WHAT THIS TASK INVOLVES: Type out the material below exactly.

(Saved data entries)
[BEGIN]
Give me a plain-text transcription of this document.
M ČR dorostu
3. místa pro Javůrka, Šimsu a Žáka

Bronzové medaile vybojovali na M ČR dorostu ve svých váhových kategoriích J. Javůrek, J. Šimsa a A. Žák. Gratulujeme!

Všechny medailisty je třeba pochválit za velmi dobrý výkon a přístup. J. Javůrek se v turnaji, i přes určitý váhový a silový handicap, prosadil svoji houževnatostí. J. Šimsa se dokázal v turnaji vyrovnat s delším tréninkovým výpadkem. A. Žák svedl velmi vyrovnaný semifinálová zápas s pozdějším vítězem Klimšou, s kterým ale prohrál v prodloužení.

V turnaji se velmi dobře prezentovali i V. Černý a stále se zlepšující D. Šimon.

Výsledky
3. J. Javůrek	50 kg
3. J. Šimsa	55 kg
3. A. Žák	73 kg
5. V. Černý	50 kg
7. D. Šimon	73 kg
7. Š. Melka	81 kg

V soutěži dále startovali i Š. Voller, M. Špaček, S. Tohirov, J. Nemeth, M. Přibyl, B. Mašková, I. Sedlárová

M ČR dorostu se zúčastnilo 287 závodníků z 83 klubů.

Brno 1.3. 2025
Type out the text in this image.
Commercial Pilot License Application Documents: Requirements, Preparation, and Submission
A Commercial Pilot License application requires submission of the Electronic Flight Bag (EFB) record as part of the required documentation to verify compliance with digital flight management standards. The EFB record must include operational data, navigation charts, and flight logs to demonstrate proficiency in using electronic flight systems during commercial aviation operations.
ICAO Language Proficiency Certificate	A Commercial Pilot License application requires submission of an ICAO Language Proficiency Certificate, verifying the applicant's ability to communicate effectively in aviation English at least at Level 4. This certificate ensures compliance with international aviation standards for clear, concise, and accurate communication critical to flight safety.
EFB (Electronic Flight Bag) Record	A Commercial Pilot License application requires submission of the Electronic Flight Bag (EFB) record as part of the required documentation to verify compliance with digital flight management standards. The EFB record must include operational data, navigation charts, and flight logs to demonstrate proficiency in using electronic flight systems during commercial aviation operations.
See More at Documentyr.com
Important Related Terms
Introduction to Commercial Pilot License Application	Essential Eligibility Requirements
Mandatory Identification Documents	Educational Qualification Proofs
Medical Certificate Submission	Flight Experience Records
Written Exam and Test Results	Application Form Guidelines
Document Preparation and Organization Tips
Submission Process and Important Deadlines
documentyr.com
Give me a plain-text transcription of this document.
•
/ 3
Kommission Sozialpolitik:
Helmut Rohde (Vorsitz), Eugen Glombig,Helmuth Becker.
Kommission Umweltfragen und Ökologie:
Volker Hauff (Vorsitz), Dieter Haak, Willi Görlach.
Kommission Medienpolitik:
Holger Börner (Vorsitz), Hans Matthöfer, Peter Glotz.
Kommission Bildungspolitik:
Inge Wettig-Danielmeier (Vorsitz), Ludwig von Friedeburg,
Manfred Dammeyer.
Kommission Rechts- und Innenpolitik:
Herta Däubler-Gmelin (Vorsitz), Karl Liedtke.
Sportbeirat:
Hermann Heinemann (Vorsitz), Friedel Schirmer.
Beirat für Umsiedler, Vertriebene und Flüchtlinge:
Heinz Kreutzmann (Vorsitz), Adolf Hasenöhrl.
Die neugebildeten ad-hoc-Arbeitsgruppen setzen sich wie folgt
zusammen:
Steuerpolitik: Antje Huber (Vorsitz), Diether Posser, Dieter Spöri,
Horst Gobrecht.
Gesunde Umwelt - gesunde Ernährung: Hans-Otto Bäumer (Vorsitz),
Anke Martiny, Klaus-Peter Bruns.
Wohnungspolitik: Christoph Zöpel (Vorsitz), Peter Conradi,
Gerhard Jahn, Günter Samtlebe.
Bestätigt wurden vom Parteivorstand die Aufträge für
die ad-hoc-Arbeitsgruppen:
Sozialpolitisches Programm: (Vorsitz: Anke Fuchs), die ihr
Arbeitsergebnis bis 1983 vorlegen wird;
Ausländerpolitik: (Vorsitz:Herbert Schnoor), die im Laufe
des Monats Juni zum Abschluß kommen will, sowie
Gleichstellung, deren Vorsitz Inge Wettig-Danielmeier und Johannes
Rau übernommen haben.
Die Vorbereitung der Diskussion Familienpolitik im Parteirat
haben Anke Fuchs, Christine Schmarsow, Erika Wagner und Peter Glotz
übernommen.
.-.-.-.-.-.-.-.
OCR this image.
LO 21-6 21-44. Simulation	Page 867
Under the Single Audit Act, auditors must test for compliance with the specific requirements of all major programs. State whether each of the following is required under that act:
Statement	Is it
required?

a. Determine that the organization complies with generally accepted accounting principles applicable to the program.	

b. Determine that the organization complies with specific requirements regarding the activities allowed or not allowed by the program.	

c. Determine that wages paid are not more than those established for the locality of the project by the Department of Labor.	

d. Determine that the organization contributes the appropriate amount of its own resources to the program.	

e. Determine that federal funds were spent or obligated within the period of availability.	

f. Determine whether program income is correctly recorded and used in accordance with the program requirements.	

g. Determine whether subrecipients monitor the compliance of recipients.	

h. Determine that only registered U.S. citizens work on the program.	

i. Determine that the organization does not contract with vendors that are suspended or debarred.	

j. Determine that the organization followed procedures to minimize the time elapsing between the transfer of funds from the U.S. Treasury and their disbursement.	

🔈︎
[END]
FINISHED EXERCISE:
Give me a plain-text transcription of this document.
M ČR dorostu
3. místa pro Javůrka, Šimsu a Žáka

Bronzové medaile vybojovali na M ČR dorostu ve svých váhových kategoriích J. Javůrek, J. Šimsa a A. Žák. Gratulujeme!

Všechny medailisty je třeba pochválit za velmi dobrý výkon a přístup. J. Javůrek se v turnaji, i přes určitý váhový a silový handicap, prosadil svoji houževnatostí. J. Šimsa se dokázal v turnaji vyrovnat s delším tréninkovým výpadkem. A. Žák svedl velmi vyrovnaný semifinálová zápas s pozdějším vítězem Klimšou, s kterým ale prohrál v prodloužení.

V turnaji se velmi dobře prezentovali i V. Černý a stále se zlepšující D. Šimon.

Výsledky
3. J. Javůrek	50 kg
3. J. Šimsa	55 kg
3. A. Žák	73 kg
5. V. Černý	50 kg
7. D. Šimon	73 kg
7. Š. Melka	81 kg

V soutěži dále startovali i Š. Voller, M. Špaček, S. Tohirov, J. Nemeth, M. Přibyl, B. Mašková, I. Sedlárová

M ČR dorostu se zúčastnilo 287 závodníků z 83 klubů.

Brno 1.3. 2025
Type out the text in this image.
Commercial Pilot License Application Documents: Requirements, Preparation, and Submission
A Commercial Pilot License application requires submission of the Electronic Flight Bag (EFB) record as part of the required documentation to verify compliance with digital flight management standards. The EFB record must include operational data, navigation charts, and flight logs to demonstrate proficiency in using electronic flight systems during commercial aviation operations.
ICAO Language Proficiency Certificate	A Commercial Pilot License application requires submission of an ICAO Language Proficiency Certificate, verifying the applicant's ability to communicate effectively in aviation English at least at Level 4. This certificate ensures compliance with international aviation standards for clear, concise, and accurate communication critical to flight safety.
EFB (Electronic Flight Bag) Record	A Commercial Pilot License application requires submission of the Electronic Flight Bag (EFB) record as part of the required documentation to verify compliance with digital flight management standards. The EFB record must include operational data, navigation charts, and flight logs to demonstrate proficiency in using electronic flight systems during commercial aviation operations.
See More at Documentyr.com
Important Related Terms
Introduction to Commercial Pilot License Application	Essential Eligibility Requirements
Mandatory Identification Documents	Educational Qualification Proofs
Medical Certificate Submission	Flight Experience Records
Written Exam and Test Results	Application Form Guidelines
Document Preparation and Organization Tips
Submission Process and Important Deadlines
documentyr.com
Give me a plain-text transcription of this document.
•
/ 3
Kommission Sozialpolitik:
Helmut Rohde (Vorsitz), Eugen Glombig,Helmuth Becker.
Kommission Umweltfragen und Ökologie:
Volker Hauff (Vorsitz), Dieter Haak, Willi Görlach.
Kommission Medienpolitik:
Holger Börner (Vorsitz), Hans Matthöfer, Peter Glotz.
Kommission Bildungspolitik:
Inge Wettig-Danielmeier (Vorsitz), Ludwig von Friedeburg,
Manfred Dammeyer.
Kommission Rechts- und Innenpolitik:
Herta Däubler-Gmelin (Vorsitz), Karl Liedtke.
Sportbeirat:
Hermann Heinemann (Vorsitz), Friedel Schirmer.
Beirat für Umsiedler, Vertriebene und Flüchtlinge:
Heinz Kreutzmann (Vorsitz), Adolf Hasenöhrl.
Die neugebildeten ad-hoc-Arbeitsgruppen setzen sich wie folgt
zusammen:
Steuerpolitik: Antje Huber (Vorsitz), Diether Posser, Dieter Spöri,
Horst Gobrecht.
Gesunde Umwelt - gesunde Ernährung: Hans-Otto Bäumer (Vorsitz),
Anke Martiny, Klaus-Peter Bruns.
Wohnungspolitik: Christoph Zöpel (Vorsitz), Peter Conradi,
Gerhard Jahn, Günter Samtlebe.
Bestätigt wurden vom Parteivorstand die Aufträge für
die ad-hoc-Arbeitsgruppen:
Sozialpolitisches Programm: (Vorsitz: Anke Fuchs), die ihr
Arbeitsergebnis bis 1983 vorlegen wird;
Ausländerpolitik: (Vorsitz:Herbert Schnoor), die im Laufe
des Monats Juni zum Abschluß kommen will, sowie
Gleichstellung, deren Vorsitz Inge Wettig-Danielmeier und Johannes
Rau übernommen haben.
Die Vorbereitung der Diskussion Familienpolitik im Parteirat
haben Anke Fuchs, Christine Schmarsow, Erika Wagner und Peter Glotz
übernommen.
.-.-.-.-.-.-.-.
OCR this image.
LO 21-6 21-44. Simulation	Page 867
Under the Single Audit Act, auditors must test for compliance with the specific requirements of all major programs. State whether each of the following is required under that act:
Statement	Is it
required?

a. Determine that the organization complies with generally accepted accounting principles applicable to the program.	

b. Determine that the organization complies with specific requirements regarding the activities allowed or not allowed by the program.	

c. Determine that wages paid are not more than those established for the locality of the project by the Department of Labor.	

d. Determine that the organization contributes the appropriate amount of its own resources to the program.	

e. Determine that federal funds were spent or obligated within the period of availability.	

f. Determine whether program income is correctly recorded and used in accordance with the program requirements.	

g. Determine whether subrecipients monitor the compliance of recipients.	

h. Determine that only registered U.S. citizens work on the program.	

i. Determine that the organization does not contract with vendors that are suspended or debarred.	

j. Determine that the organization followed procedures to minimize the time elapsing between the transfer of funds from the U.S. Treasury and their disbursement.	

🔈︎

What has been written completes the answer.